[Collection entries]
::::::::
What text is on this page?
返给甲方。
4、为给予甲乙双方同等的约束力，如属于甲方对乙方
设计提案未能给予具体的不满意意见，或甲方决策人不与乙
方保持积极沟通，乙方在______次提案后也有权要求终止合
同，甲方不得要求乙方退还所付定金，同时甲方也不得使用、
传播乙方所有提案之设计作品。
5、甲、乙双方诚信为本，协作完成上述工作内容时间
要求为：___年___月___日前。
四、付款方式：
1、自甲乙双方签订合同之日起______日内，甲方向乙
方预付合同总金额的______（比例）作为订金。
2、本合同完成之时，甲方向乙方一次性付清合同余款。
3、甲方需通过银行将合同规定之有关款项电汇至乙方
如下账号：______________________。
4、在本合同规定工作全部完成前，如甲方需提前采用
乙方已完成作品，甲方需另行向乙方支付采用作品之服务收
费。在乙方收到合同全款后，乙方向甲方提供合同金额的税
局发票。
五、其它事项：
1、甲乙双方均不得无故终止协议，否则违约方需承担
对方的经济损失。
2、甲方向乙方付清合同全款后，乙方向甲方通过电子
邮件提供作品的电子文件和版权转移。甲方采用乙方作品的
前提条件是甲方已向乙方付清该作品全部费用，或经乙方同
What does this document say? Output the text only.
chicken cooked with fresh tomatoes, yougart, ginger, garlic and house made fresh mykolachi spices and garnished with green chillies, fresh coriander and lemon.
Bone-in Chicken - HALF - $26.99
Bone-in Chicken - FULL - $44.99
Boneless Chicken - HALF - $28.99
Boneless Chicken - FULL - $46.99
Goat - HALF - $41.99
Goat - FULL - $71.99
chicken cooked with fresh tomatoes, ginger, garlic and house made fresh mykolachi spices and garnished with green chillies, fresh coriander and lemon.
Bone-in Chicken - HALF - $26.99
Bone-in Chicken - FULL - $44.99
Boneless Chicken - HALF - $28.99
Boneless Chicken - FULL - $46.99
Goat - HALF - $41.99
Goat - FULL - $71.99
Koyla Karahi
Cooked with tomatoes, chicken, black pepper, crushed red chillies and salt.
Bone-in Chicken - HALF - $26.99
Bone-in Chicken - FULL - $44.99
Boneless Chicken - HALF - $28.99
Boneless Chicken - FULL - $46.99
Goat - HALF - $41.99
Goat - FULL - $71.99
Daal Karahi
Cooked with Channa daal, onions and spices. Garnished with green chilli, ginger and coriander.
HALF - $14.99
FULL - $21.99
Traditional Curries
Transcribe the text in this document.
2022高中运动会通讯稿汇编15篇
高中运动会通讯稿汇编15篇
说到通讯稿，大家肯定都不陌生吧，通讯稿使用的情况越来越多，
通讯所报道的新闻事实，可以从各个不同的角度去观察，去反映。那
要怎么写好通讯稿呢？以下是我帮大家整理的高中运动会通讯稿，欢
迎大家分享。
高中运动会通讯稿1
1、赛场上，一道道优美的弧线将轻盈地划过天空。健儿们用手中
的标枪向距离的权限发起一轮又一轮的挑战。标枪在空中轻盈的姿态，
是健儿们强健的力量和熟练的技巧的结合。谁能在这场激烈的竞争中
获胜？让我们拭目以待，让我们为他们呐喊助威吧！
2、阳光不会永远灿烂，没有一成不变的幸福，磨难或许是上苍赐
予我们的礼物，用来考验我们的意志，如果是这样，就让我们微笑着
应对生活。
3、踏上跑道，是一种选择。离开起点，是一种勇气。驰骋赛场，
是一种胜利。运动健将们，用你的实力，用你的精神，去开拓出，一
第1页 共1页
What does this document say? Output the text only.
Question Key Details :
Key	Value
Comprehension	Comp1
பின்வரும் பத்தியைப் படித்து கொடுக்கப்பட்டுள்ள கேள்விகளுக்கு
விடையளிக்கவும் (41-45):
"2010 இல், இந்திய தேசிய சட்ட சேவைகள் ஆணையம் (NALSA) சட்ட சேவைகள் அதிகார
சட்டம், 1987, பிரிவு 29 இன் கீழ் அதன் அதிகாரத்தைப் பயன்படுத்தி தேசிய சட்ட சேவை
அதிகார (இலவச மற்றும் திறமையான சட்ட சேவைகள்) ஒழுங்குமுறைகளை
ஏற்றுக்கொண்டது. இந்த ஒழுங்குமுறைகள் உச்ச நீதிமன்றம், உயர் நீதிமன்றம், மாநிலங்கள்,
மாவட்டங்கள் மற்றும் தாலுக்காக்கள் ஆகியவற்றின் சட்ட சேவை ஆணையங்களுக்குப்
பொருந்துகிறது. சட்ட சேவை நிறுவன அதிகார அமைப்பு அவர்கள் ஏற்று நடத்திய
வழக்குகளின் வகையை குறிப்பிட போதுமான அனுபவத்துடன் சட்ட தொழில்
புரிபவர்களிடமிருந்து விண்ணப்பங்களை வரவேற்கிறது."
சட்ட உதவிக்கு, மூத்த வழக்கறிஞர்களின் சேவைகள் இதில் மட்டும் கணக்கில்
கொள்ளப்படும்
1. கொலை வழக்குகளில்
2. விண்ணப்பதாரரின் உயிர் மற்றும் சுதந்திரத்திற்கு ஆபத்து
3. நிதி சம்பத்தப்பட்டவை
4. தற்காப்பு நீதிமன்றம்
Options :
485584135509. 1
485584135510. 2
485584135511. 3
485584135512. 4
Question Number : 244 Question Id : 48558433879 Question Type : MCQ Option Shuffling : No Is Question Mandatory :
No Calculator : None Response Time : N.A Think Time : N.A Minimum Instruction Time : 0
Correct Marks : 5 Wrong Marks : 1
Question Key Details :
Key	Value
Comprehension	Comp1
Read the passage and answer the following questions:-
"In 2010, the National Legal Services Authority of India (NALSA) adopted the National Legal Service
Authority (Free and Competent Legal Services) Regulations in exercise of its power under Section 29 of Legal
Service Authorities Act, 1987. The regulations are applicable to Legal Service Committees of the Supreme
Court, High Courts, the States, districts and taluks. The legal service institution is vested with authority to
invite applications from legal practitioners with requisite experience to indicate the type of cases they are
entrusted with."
::::::::
__The exercise__: From the records above, extract every entry verbatim.

__Answer to this exercise__:
What text is on this page?
返给甲方。
4、为给予甲乙双方同等的约束力，如属于甲方对乙方
设计提案未能给予具体的不满意意见，或甲方决策人不与乙
方保持积极沟通，乙方在______次提案后也有权要求终止合
同，甲方不得要求乙方退还所付定金，同时甲方也不得使用、
传播乙方所有提案之设计作品。
5、甲、乙双方诚信为本，协作完成上述工作内容时间
要求为：___年___月___日前。
四、付款方式：
1、自甲乙双方签订合同之日起______日内，甲方向乙
方预付合同总金额的______（比例）作为订金。
2、本合同完成之时，甲方向乙方一次性付清合同余款。
3、甲方需通过银行将合同规定之有关款项电汇至乙方
如下账号：______________________。
4、在本合同规定工作全部完成前，如甲方需提前采用
乙方已完成作品，甲方需另行向乙方支付采用作品之服务收
费。在乙方收到合同全款后，乙方向甲方提供合同金额的税
局发票。
五、其它事项：
1、甲乙双方均不得无故终止协议，否则违约方需承担
对方的经济损失。
2、甲方向乙方付清合同全款后，乙方向甲方通过电子
邮件提供作品的电子文件和版权转移。甲方采用乙方作品的
前提条件是甲方已向乙方付清该作品全部费用，或经乙方同
What does this document say? Output the text only.
chicken cooked with fresh tomatoes, yougart, ginger, garlic and house made fresh mykolachi spices and garnished with green chillies, fresh coriander and lemon.
Bone-in Chicken - HALF - $26.99
Bone-in Chicken - FULL - $44.99
Boneless Chicken - HALF - $28.99
Boneless Chicken - FULL - $46.99
Goat - HALF - $41.99
Goat - FULL - $71.99
chicken cooked with fresh tomatoes, ginger, garlic and house made fresh mykolachi spices and garnished with green chillies, fresh coriander and lemon.
Bone-in Chicken - HALF - $26.99
Bone-in Chicken - FULL - $44.99
Boneless Chicken - HALF - $28.99
Boneless Chicken - FULL - $46.99
Goat - HALF - $41.99
Goat - FULL - $71.99
Koyla Karahi
Cooked with tomatoes, chicken, black pepper, crushed red chillies and salt.
Bone-in Chicken - HALF - $26.99
Bone-in Chicken - FULL - $44.99
Boneless Chicken - HALF - $28.99
Boneless Chicken - FULL - $46.99
Goat - HALF - $41.99
Goat - FULL - $71.99
Daal Karahi
Cooked with Channa daal, onions and spices. Garnished with green chilli, ginger and coriander.
HALF - $14.99
FULL - $21.99
Traditional Curries
Transcribe the text in this document.
2022高中运动会通讯稿汇编15篇
高中运动会通讯稿汇编15篇
说到通讯稿，大家肯定都不陌生吧，通讯稿使用的情况越来越多，
通讯所报道的新闻事实，可以从各个不同的角度去观察，去反映。那
要怎么写好通讯稿呢？以下是我帮大家整理的高中运动会通讯稿，欢
迎大家分享。
高中运动会通讯稿1
1、赛场上，一道道优美的弧线将轻盈地划过天空。健儿们用手中
的标枪向距离的权限发起一轮又一轮的挑战。标枪在空中轻盈的姿态，
是健儿们强健的力量和熟练的技巧的结合。谁能在这场激烈的竞争中
获胜？让我们拭目以待，让我们为他们呐喊助威吧！
2、阳光不会永远灿烂，没有一成不变的幸福，磨难或许是上苍赐
予我们的礼物，用来考验我们的意志，如果是这样，就让我们微笑着
应对生活。
3、踏上跑道，是一种选择。离开起点，是一种勇气。驰骋赛场，
是一种胜利。运动健将们，用你的实力，用你的精神，去开拓出，一
第1页 共1页
What does this document say? Output the text only.
Question Key Details :
Key	Value
Comprehension	Comp1
பின்வரும் பத்தியைப் படித்து கொடுக்கப்பட்டுள்ள கேள்விகளுக்கு
விடையளிக்கவும் (41-45):
"2010 இல், இந்திய தேசிய சட்ட சேவைகள் ஆணையம் (NALSA) சட்ட சேவைகள் அதிகார
சட்டம், 1987, பிரிவு 29 இன் கீழ் அதன் அதிகாரத்தைப் பயன்படுத்தி தேசிய சட்ட சேவை
அதிகார (இலவச மற்றும் திறமையான சட்ட சேவைகள்) ஒழுங்குமுறைகளை
ஏற்றுக்கொண்டது. இந்த ஒழுங்குமுறைகள் உச்ச நீதிமன்றம், உயர் நீதிமன்றம், மாநிலங்கள்,
மாவட்டங்கள் மற்றும் தாலுக்காக்கள் ஆகியவற்றின் சட்ட சேவை ஆணையங்களுக்குப்
பொருந்துகிறது. சட்ட சேவை நிறுவன அதிகார அமைப்பு அவர்கள் ஏற்று நடத்திய
வழக்குகளின் வகையை குறிப்பிட போதுமான அனுபவத்துடன் சட்ட தொழில்
புரிபவர்களிடமிருந்து விண்ணப்பங்களை வரவேற்கிறது."
சட்ட உதவிக்கு, மூத்த வழக்கறிஞர்களின் சேவைகள் இதில் மட்டும் கணக்கில்
கொள்ளப்படும்
1. கொலை வழக்குகளில்
2. விண்ணப்பதாரரின் உயிர் மற்றும் சுதந்திரத்திற்கு ஆபத்து
3. நிதி சம்பத்தப்பட்டவை
4. தற்காப்பு நீதிமன்றம்
Options :
485584135509. 1
485584135510. 2
485584135511. 3
485584135512. 4
Question Number : 244 Question Id : 48558433879 Question Type : MCQ Option Shuffling : No Is Question Mandatory :
No Calculator : None Response Time : N.A Think Time : N.A Minimum Instruction Time : 0
Correct Marks : 5 Wrong Marks : 1
Question Key Details :
Key	Value
Comprehension	Comp1
Read the passage and answer the following questions:-
"In 2010, the National Legal Services Authority of India (NALSA) adopted the National Legal Service
Authority (Free and Competent Legal Services) Regulations in exercise of its power under Section 29 of Legal
Service Authorities Act, 1987. The regulations are applicable to Legal Service Committees of the Supreme
Court, High Courts, the States, districts and taluks. The legal service institution is vested with authority to
invite applications from legal practitioners with requisite experience to indicate the type of cases they are
entrusted with."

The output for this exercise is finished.